Collection entries:
****************************************

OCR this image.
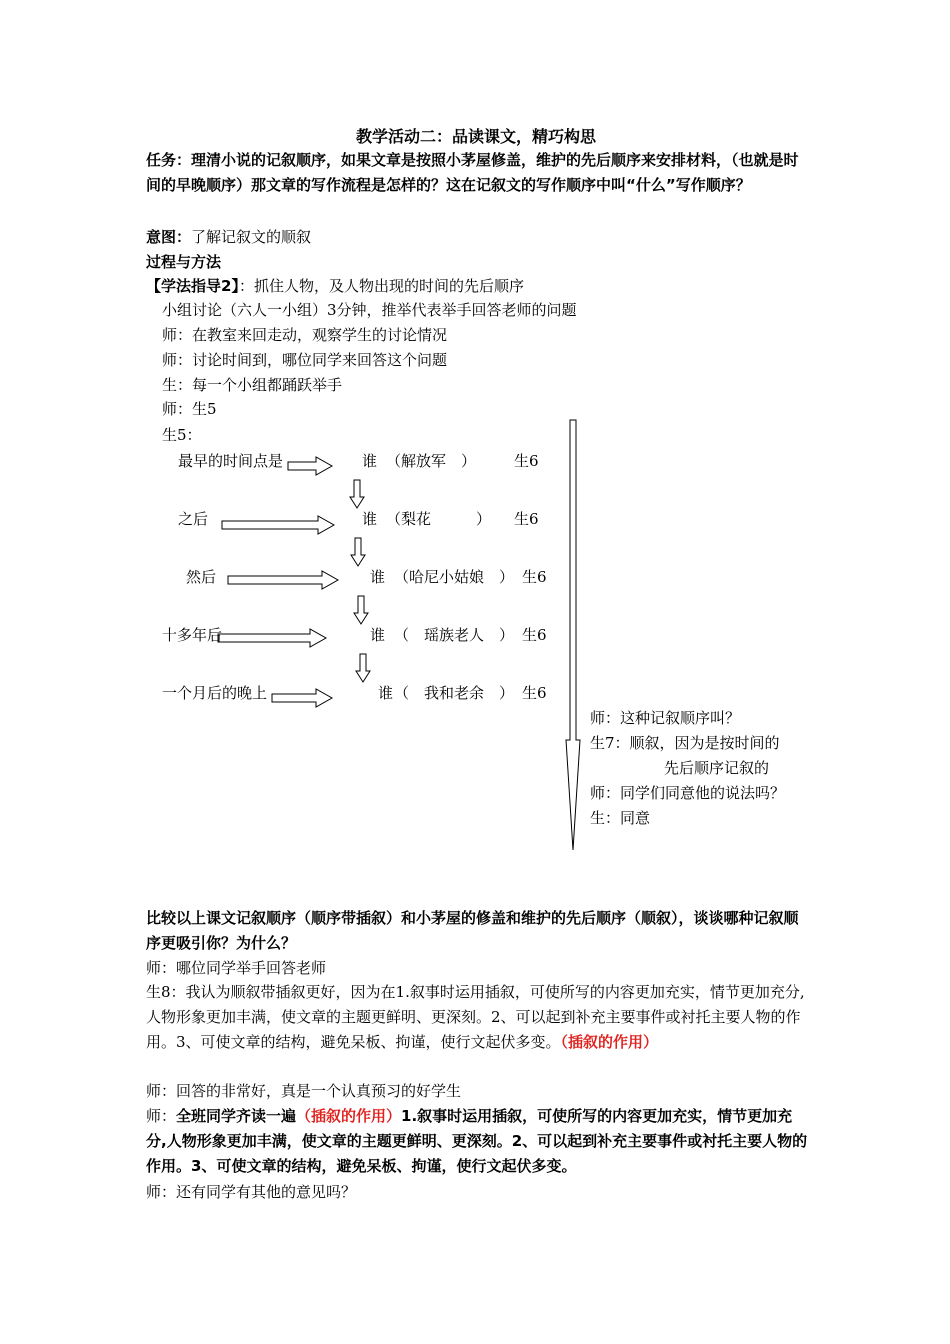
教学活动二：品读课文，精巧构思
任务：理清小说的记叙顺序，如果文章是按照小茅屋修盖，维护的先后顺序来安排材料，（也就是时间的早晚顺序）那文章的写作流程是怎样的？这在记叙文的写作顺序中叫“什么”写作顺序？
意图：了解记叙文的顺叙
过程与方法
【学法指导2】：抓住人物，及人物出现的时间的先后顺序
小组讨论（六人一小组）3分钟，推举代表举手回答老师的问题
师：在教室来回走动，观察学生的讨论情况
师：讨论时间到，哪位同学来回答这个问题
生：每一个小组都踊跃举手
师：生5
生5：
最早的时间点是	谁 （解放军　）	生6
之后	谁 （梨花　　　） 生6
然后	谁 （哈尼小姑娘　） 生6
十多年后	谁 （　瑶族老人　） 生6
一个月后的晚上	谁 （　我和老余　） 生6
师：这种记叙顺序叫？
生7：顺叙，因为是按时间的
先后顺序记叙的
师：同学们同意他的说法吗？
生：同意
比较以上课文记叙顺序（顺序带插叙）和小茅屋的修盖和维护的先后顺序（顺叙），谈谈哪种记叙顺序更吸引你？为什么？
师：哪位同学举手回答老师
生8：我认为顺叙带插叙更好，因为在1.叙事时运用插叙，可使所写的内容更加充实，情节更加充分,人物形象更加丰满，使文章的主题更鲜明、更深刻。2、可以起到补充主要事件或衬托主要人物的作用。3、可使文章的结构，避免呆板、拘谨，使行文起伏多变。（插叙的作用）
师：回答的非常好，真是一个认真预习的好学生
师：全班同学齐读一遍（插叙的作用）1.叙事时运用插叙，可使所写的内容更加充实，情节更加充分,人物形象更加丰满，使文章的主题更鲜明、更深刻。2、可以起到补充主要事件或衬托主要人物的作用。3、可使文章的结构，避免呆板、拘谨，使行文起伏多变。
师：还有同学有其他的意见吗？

****************************************

Exercise aim: Search the data above for the string "避免呆板" and copy each line that has it.

Solution:
生8：我认为顺叙带插叙更好，因为在1.叙事时运用插叙，可使所写的内容更加充实，情节更加充分,人物形象更加丰满，使文章的主题更鲜明、更深刻。2、可以起到补充主要事件或衬托主要人物的作用。3、可使文章的结构，避免呆板、拘谨，使行文起伏多变。（插叙的作用）
师：全班同学齐读一遍（插叙的作用）1.叙事时运用插叙，可使所写的内容更加充实，情节更加充分,人物形象更加丰满，使文章的主题更鲜明、更深刻。2、可以起到补充主要事件或衬托主要人物的作用。3、可使文章的结构，避免呆板、拘谨，使行文起伏多变。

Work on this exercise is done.